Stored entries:
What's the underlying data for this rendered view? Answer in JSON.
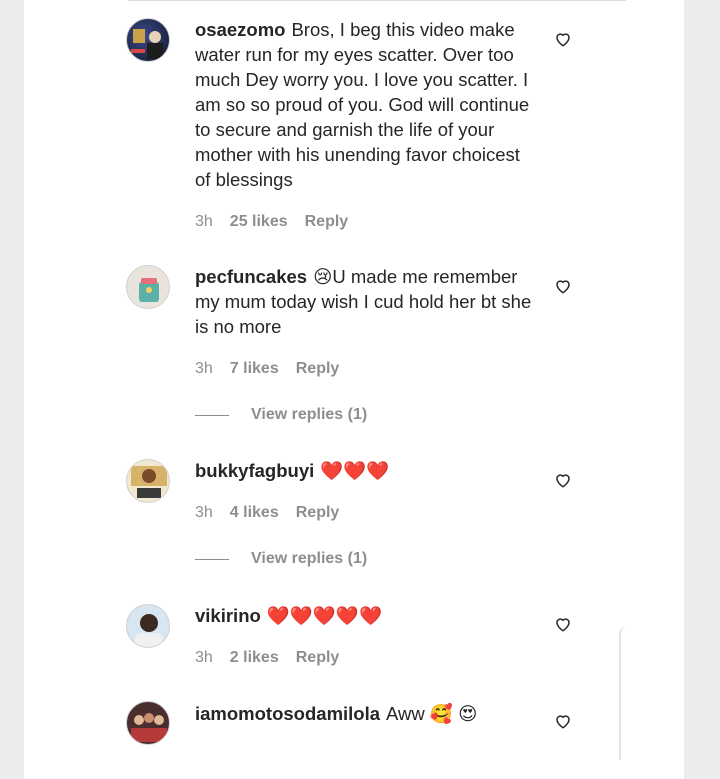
{
  "comments": [
    {
      "username": "osaezomo",
      "text": "Bros, I beg this video make water run for my eyes scatter. Over too much Dey worry you. I love you scatter. I am so so proud of you. God will continue to secure and garnish the life of your mother with his unending favor choicest of blessings",
      "time": "3h",
      "likes": "25 likes",
      "reply": "Reply",
      "view_replies": ""
    },
    {
      "username": "pecfuncakes",
      "text": "😢U made me remember my mum today wish I cud hold her bt she is no more",
      "time": "3h",
      "likes": "7 likes",
      "reply": "Reply",
      "view_replies": "View replies (1)"
    },
    {
      "username": "bukkyfagbuyi",
      "text": "❤️❤️❤️",
      "time": "3h",
      "likes": "4 likes",
      "reply": "Reply",
      "view_replies": "View replies (1)"
    },
    {
      "username": "vikirino",
      "text": "❤️❤️❤️❤️❤️",
      "time": "3h",
      "likes": "2 likes",
      "reply": "Reply",
      "view_replies": ""
    },
    {
      "username": "iamomotosodamilola",
      "text": "Aww 🥰 😍",
      "time": "",
      "likes": "",
      "reply": "",
      "view_replies": ""
    }
  ],
  "icons": {
    "like": "heart-outline-icon"
  },
  "colors": {
    "text": "#262626",
    "secondary": "#8e8e8e"
  }
}
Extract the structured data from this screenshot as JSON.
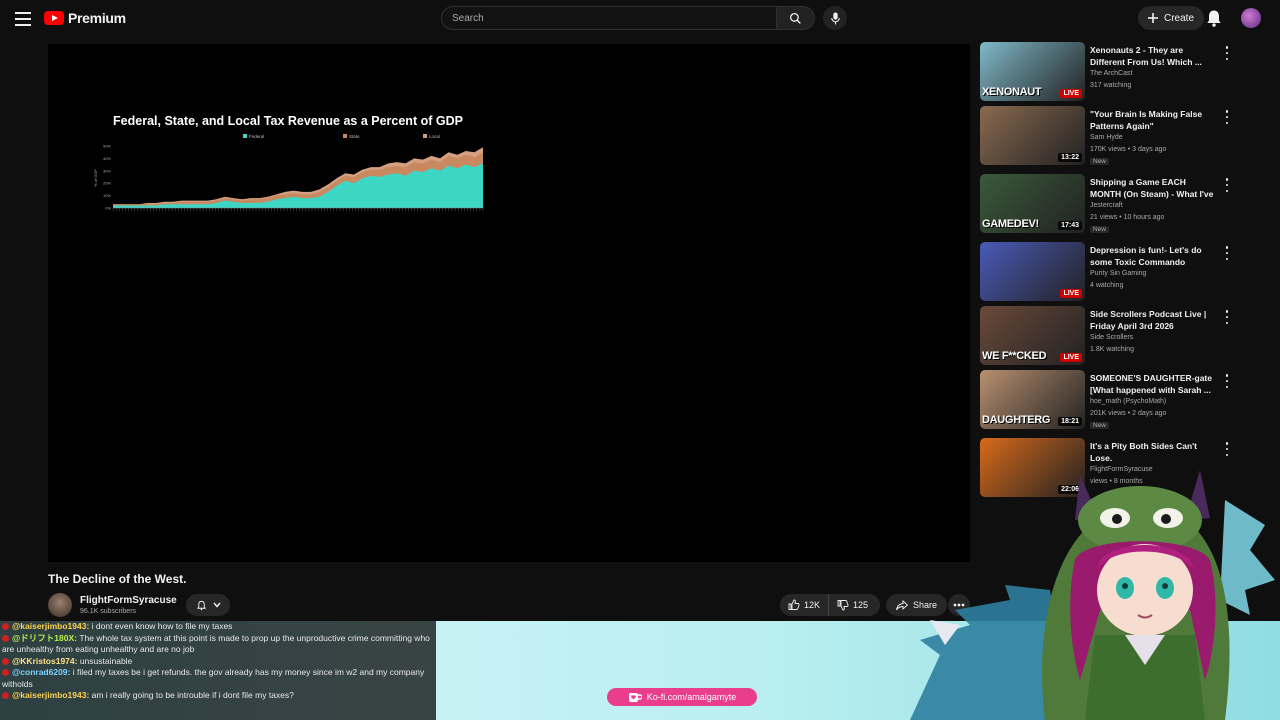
{
  "header": {
    "logo_text": "Premium",
    "search_placeholder": "Search",
    "create_label": "Create"
  },
  "video": {
    "title": "The Decline of the West.",
    "channel_name": "FlightFormSyracuse",
    "channel_subs": "96.1K subscribers",
    "likes": "12K",
    "dislikes": "125",
    "share_label": "Share"
  },
  "chart_data": {
    "type": "area",
    "title": "Federal, State, and Local Tax Revenue as a Percent of GDP",
    "legend": [
      "Federal",
      "State",
      "Local"
    ],
    "legend_position": "top",
    "ylabel": "% of GDP",
    "y_ticks": [
      "50%",
      "40%",
      "30%",
      "20%",
      "10%",
      "0%"
    ],
    "ylim": [
      0,
      50
    ],
    "colors": {
      "Federal": "#3dd6c5",
      "State": "#c88960",
      "Local": "#d4a080"
    },
    "series": [
      {
        "name": "Federal",
        "values": [
          2,
          2,
          2,
          2,
          2,
          2,
          3,
          3,
          3,
          3,
          3,
          3,
          4,
          6,
          5,
          4,
          4,
          4,
          5,
          7,
          8,
          9,
          8,
          8,
          9,
          13,
          18,
          22,
          20,
          24,
          26,
          25,
          27,
          28,
          26,
          30,
          29,
          32,
          30,
          34,
          32,
          35,
          33,
          36
        ]
      },
      {
        "name": "State",
        "values": [
          1,
          1,
          1,
          1,
          1,
          1,
          1,
          1,
          2,
          2,
          2,
          2,
          2,
          2,
          2,
          2,
          3,
          3,
          3,
          3,
          3,
          3,
          3,
          3,
          4,
          4,
          4,
          4,
          5,
          5,
          5,
          6,
          6,
          6,
          7,
          7,
          7,
          7,
          7,
          8,
          8,
          8,
          8,
          9
        ]
      },
      {
        "name": "Local",
        "values": [
          0,
          0,
          0,
          0,
          1,
          1,
          1,
          1,
          1,
          1,
          1,
          1,
          1,
          1,
          1,
          1,
          1,
          1,
          1,
          1,
          2,
          2,
          2,
          2,
          2,
          2,
          2,
          2,
          2,
          2,
          2,
          2,
          3,
          3,
          3,
          3,
          3,
          3,
          3,
          3,
          3,
          3,
          4,
          4
        ]
      }
    ]
  },
  "recommendations": [
    {
      "title": "Xenonauts 2 - They are Different From Us! Which ...",
      "channel": "The ArchCast",
      "meta": "317 watching",
      "badge": "LIVE",
      "badge_type": "live",
      "thumb_text": "XENONAUT",
      "thumb_bg": "#7fb8c8",
      "new": ""
    },
    {
      "title": "\"Your Brain Is Making False Patterns Again\"",
      "channel": "Sam Hyde",
      "meta": "170K views • 3 days ago",
      "badge": "13:22",
      "badge_type": "dur",
      "thumb_text": "",
      "thumb_bg": "#8a6a50",
      "new": "New"
    },
    {
      "title": "Shipping a Game EACH MONTH (On Steam) - What I've learned...",
      "channel": "Jestercraft",
      "meta": "21 views • 10 hours ago",
      "badge": "17:43",
      "badge_type": "dur",
      "thumb_text": "GAMEDEV!",
      "thumb_bg": "#3a5a3a",
      "new": "New"
    },
    {
      "title": "Depression is fun!- Let's do some Toxic Commando",
      "channel": "Purity Sin Gaming",
      "meta": "4 watching",
      "badge": "LIVE",
      "badge_type": "live",
      "thumb_text": "",
      "thumb_bg": "#4a5ab8",
      "new": ""
    },
    {
      "title": "Side Scrollers Podcast Live | Friday April 3rd 2026",
      "channel": "Side Scrollers",
      "meta": "1.8K watching",
      "badge": "LIVE",
      "badge_type": "live",
      "thumb_text": "WE F**CKED",
      "thumb_bg": "#6a4a3a",
      "new": ""
    },
    {
      "title": "SOMEONE'S DAUGHTER-gate [What happened with Sarah ...",
      "channel": "hoe_math (PsychoMath)",
      "meta": "201K views • 2 days ago",
      "badge": "18:21",
      "badge_type": "dur",
      "thumb_text": "DAUGHTERG",
      "thumb_bg": "#b89070",
      "new": "New"
    },
    {
      "title": "It's a Pity Both Sides Can't Lose.",
      "channel": "FlightFormSyracuse",
      "meta": "views • 8 months",
      "badge": "22:06",
      "badge_type": "dur",
      "thumb_text": "",
      "thumb_bg": "#d86a1a",
      "new": ""
    }
  ],
  "chat": [
    {
      "user": "@kaiserjimbo1943:",
      "text": "i dont even know how to file my taxes",
      "style": "a"
    },
    {
      "user": "@ドリフト180X:",
      "text": "The whole tax system at this point is made to prop up the unproductive crime committing who are unhealthy from eating unhealthy and are no job",
      "style": "b"
    },
    {
      "user": "@KKristos1974:",
      "text": "unsustainable",
      "style": "c"
    },
    {
      "user": "@conrad6209:",
      "text": "i filed my taxes be i get refunds. the gov already has my money since im w2 and my company witholds",
      "style": "d"
    },
    {
      "user": "@kaiserjimbo1943:",
      "text": "am i really going to be introuble if i dont file my taxes?",
      "style": "a"
    }
  ],
  "overlay": {
    "kofi_text": "Ko-fi.com/amalgamyte"
  },
  "colors": {
    "background": "#0f0f0f",
    "brand_red": "#ff0000",
    "federal": "#3dd6c5",
    "state": "#c88960",
    "kofi": "#e83e8c"
  }
}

What you have to do :: Return all of the entries exactly as written, but drop any pictures they hold.

Final result ::
What's the underlying data for this rendered view? Answer in JSON.
{
  "comments": [
    {
      "username": "osaezomo",
      "text": "Bros, I beg this video make water run for my eyes scatter. Over too much Dey worry you. I love you scatter. I am so so proud of you. God will continue to secure and garnish the life of your mother with his unending favor choicest of blessings",
      "time": "3h",
      "likes": "25 likes",
      "reply": "Reply",
      "view_replies": ""
    },
    {
      "username": "pecfuncakes",
      "text": "😢U made me remember my mum today wish I cud hold her bt she is no more",
      "time": "3h",
      "likes": "7 likes",
      "reply": "Reply",
      "view_replies": "View replies (1)"
    },
    {
      "username": "bukkyfagbuyi",
      "text": "❤️❤️❤️",
      "time": "3h",
      "likes": "4 likes",
      "reply": "Reply",
      "view_replies": "View replies (1)"
    },
    {
      "username": "vikirino",
      "text": "❤️❤️❤️❤️❤️",
      "time": "3h",
      "likes": "2 likes",
      "reply": "Reply",
      "view_replies": ""
    },
    {
      "username": "iamomotosodamilola",
      "text": "Aww 🥰 😍",
      "time": "",
      "likes": "",
      "reply": "",
      "view_replies": ""
    }
  ],
  "icons": {
    "like": "heart-outline-icon"
  },
  "colors": {
    "text": "#262626",
    "secondary": "#8e8e8e"
  }
}
Extract the structured data from this screenshot as JSON.
{
  "header": {
    "logo_text": "Premium",
    "search_placeholder": "Search",
    "create_label": "Create"
  },
  "video": {
    "title": "The Decline of the West.",
    "channel_name": "FlightFormSyracuse",
    "channel_subs": "96.1K subscribers",
    "likes": "12K",
    "dislikes": "125",
    "share_label": "Share"
  },
  "chart_data": {
    "type": "area",
    "title": "Federal, State, and Local Tax Revenue as a Percent of GDP",
    "legend": [
      "Federal",
      "State",
      "Local"
    ],
    "legend_position": "top",
    "ylabel": "% of GDP",
    "y_ticks": [
      "50%",
      "40%",
      "30%",
      "20%",
      "10%",
      "0%"
    ],
    "ylim": [
      0,
      50
    ],
    "colors": {
      "Federal": "#3dd6c5",
      "State": "#c88960",
      "Local": "#d4a080"
    },
    "series": [
      {
        "name": "Federal",
        "values": [
          2,
          2,
          2,
          2,
          2,
          2,
          3,
          3,
          3,
          3,
          3,
          3,
          4,
          6,
          5,
          4,
          4,
          4,
          5,
          7,
          8,
          9,
          8,
          8,
          9,
          13,
          18,
          22,
          20,
          24,
          26,
          25,
          27,
          28,
          26,
          30,
          29,
          32,
          30,
          34,
          32,
          35,
          33,
          36
        ]
      },
      {
        "name": "State",
        "values": [
          1,
          1,
          1,
          1,
          1,
          1,
          1,
          1,
          2,
          2,
          2,
          2,
          2,
          2,
          2,
          2,
          3,
          3,
          3,
          3,
          3,
          3,
          3,
          3,
          4,
          4,
          4,
          4,
          5,
          5,
          5,
          6,
          6,
          6,
          7,
          7,
          7,
          7,
          7,
          8,
          8,
          8,
          8,
          9
        ]
      },
      {
        "name": "Local",
        "values": [
          0,
          0,
          0,
          0,
          1,
          1,
          1,
          1,
          1,
          1,
          1,
          1,
          1,
          1,
          1,
          1,
          1,
          1,
          1,
          1,
          2,
          2,
          2,
          2,
          2,
          2,
          2,
          2,
          2,
          2,
          2,
          2,
          3,
          3,
          3,
          3,
          3,
          3,
          3,
          3,
          3,
          3,
          4,
          4
        ]
      }
    ]
  },
  "recommendations": [
    {
      "title": "Xenonauts 2 - They are Different From Us! Which ...",
      "channel": "The ArchCast",
      "meta": "317 watching",
      "badge": "LIVE",
      "badge_type": "live",
      "thumb_text": "XENONAUT",
      "thumb_bg": "#7fb8c8",
      "new": ""
    },
    {
      "title": "\"Your Brain Is Making False Patterns Again\"",
      "channel": "Sam Hyde",
      "meta": "170K views • 3 days ago",
      "badge": "13:22",
      "badge_type": "dur",
      "thumb_text": "",
      "thumb_bg": "#8a6a50",
      "new": "New"
    },
    {
      "title": "Shipping a Game EACH MONTH (On Steam) - What I've learned...",
      "channel": "Jestercraft",
      "meta": "21 views • 10 hours ago",
      "badge": "17:43",
      "badge_type": "dur",
      "thumb_text": "GAMEDEV!",
      "thumb_bg": "#3a5a3a",
      "new": "New"
    },
    {
      "title": "Depression is fun!- Let's do some Toxic Commando",
      "channel": "Purity Sin Gaming",
      "meta": "4 watching",
      "badge": "LIVE",
      "badge_type": "live",
      "thumb_text": "",
      "thumb_bg": "#4a5ab8",
      "new": ""
    },
    {
      "title": "Side Scrollers Podcast Live | Friday April 3rd 2026",
      "channel": "Side Scrollers",
      "meta": "1.8K watching",
      "badge": "LIVE",
      "badge_type": "live",
      "thumb_text": "WE F**CKED",
      "thumb_bg": "#6a4a3a",
      "new": ""
    },
    {
      "title": "SOMEONE'S DAUGHTER-gate [What happened with Sarah ...",
      "channel": "hoe_math (PsychoMath)",
      "meta": "201K views • 2 days ago",
      "badge": "18:21",
      "badge_type": "dur",
      "thumb_text": "DAUGHTERG",
      "thumb_bg": "#b89070",
      "new": "New"
    },
    {
      "title": "It's a Pity Both Sides Can't Lose.",
      "channel": "FlightFormSyracuse",
      "meta": "views • 8 months",
      "badge": "22:06",
      "badge_type": "dur",
      "thumb_text": "",
      "thumb_bg": "#d86a1a",
      "new": ""
    }
  ],
  "chat": [
    {
      "user": "@kaiserjimbo1943:",
      "text": "i dont even know how to file my taxes",
      "style": "a"
    },
    {
      "user": "@ドリフト180X:",
      "text": "The whole tax system at this point is made to prop up the unproductive crime committing who are unhealthy from eating unhealthy and are no job",
      "style": "b"
    },
    {
      "user": "@KKristos1974:",
      "text": "unsustainable",
      "style": "c"
    },
    {
      "user": "@conrad6209:",
      "text": "i filed my taxes be i get refunds. the gov already has my money since im w2 and my company witholds",
      "style": "d"
    },
    {
      "user": "@kaiserjimbo1943:",
      "text": "am i really going to be introuble if i dont file my taxes?",
      "style": "a"
    }
  ],
  "overlay": {
    "kofi_text": "Ko-fi.com/amalgamyte"
  },
  "colors": {
    "background": "#0f0f0f",
    "brand_red": "#ff0000",
    "federal": "#3dd6c5",
    "state": "#c88960",
    "kofi": "#e83e8c"
  }
}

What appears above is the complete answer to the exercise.